* begin DATA EXTRACT *
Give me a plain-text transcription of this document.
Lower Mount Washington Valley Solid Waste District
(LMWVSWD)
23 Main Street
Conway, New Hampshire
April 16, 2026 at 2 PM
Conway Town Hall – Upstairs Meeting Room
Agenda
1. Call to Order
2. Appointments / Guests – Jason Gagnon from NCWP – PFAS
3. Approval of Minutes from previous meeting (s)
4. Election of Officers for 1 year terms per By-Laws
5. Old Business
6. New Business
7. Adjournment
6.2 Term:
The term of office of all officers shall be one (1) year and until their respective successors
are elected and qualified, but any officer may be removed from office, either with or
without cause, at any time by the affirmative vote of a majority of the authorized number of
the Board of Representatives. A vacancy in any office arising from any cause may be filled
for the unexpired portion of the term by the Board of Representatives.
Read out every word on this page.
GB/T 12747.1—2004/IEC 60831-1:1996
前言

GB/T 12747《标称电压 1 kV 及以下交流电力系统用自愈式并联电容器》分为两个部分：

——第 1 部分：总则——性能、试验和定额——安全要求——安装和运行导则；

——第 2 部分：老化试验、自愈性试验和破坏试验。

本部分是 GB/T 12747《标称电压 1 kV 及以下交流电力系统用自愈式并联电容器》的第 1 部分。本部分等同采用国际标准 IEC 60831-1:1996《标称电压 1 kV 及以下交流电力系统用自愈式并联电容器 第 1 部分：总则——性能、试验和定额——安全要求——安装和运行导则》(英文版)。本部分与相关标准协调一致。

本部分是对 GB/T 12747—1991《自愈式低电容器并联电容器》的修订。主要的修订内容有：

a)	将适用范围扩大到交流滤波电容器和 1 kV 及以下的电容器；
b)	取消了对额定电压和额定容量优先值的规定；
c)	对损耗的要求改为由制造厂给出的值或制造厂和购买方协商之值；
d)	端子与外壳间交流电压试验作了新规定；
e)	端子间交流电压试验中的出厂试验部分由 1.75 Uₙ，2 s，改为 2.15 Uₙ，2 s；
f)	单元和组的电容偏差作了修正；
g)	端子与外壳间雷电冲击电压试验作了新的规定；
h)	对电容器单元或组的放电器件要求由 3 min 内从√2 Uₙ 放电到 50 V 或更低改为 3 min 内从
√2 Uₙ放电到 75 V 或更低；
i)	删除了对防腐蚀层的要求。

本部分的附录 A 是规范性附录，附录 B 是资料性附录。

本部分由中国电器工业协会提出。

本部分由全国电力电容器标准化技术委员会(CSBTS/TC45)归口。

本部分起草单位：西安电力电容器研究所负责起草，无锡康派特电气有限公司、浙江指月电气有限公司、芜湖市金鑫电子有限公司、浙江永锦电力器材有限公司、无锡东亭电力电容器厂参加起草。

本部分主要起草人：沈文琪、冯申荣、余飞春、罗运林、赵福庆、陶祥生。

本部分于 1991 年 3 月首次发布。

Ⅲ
* end DATA EXTRACT *
STATED PROBLEM — Repeat the records above exactly, from the first line to the last.

WORKED SOLUTION —
Give me a plain-text transcription of this document.
Lower Mount Washington Valley Solid Waste District
(LMWVSWD)
23 Main Street
Conway, New Hampshire
April 16, 2026 at 2 PM
Conway Town Hall – Upstairs Meeting Room
Agenda
1. Call to Order
2. Appointments / Guests – Jason Gagnon from NCWP – PFAS
3. Approval of Minutes from previous meeting (s)
4. Election of Officers for 1 year terms per By-Laws
5. Old Business
6. New Business
7. Adjournment
6.2 Term:
The term of office of all officers shall be one (1) year and until their respective successors
are elected and qualified, but any officer may be removed from office, either with or
without cause, at any time by the affirmative vote of a majority of the authorized number of
the Board of Representatives. A vacancy in any office arising from any cause may be filled
for the unexpired portion of the term by the Board of Representatives.
Read out every word on this page.
GB/T 12747.1—2004/IEC 60831-1:1996
前言

GB/T 12747《标称电压 1 kV 及以下交流电力系统用自愈式并联电容器》分为两个部分：

——第 1 部分：总则——性能、试验和定额——安全要求——安装和运行导则；

——第 2 部分：老化试验、自愈性试验和破坏试验。

本部分是 GB/T 12747《标称电压 1 kV 及以下交流电力系统用自愈式并联电容器》的第 1 部分。本部分等同采用国际标准 IEC 60831-1:1996《标称电压 1 kV 及以下交流电力系统用自愈式并联电容器 第 1 部分：总则——性能、试验和定额——安全要求——安装和运行导则》(英文版)。本部分与相关标准协调一致。

本部分是对 GB/T 12747—1991《自愈式低电容器并联电容器》的修订。主要的修订内容有：

a)	将适用范围扩大到交流滤波电容器和 1 kV 及以下的电容器；
b)	取消了对额定电压和额定容量优先值的规定；
c)	对损耗的要求改为由制造厂给出的值或制造厂和购买方协商之值；
d)	端子与外壳间交流电压试验作了新规定；
e)	端子间交流电压试验中的出厂试验部分由 1.75 Uₙ，2 s，改为 2.15 Uₙ，2 s；
f)	单元和组的电容偏差作了修正；
g)	端子与外壳间雷电冲击电压试验作了新的规定；
h)	对电容器单元或组的放电器件要求由 3 min 内从√2 Uₙ 放电到 50 V 或更低改为 3 min 内从
√2 Uₙ放电到 75 V 或更低；
i)	删除了对防腐蚀层的要求。

本部分的附录 A 是规范性附录，附录 B 是资料性附录。

本部分由中国电器工业协会提出。

本部分由全国电力电容器标准化技术委员会(CSBTS/TC45)归口。

本部分起草单位：西安电力电容器研究所负责起草，无锡康派特电气有限公司、浙江指月电气有限公司、芜湖市金鑫电子有限公司、浙江永锦电力器材有限公司、无锡东亭电力电容器厂参加起草。

本部分主要起草人：沈文琪、冯申荣、余飞春、罗运林、赵福庆、陶祥生。

本部分于 1991 年 3 月首次发布。

Ⅲ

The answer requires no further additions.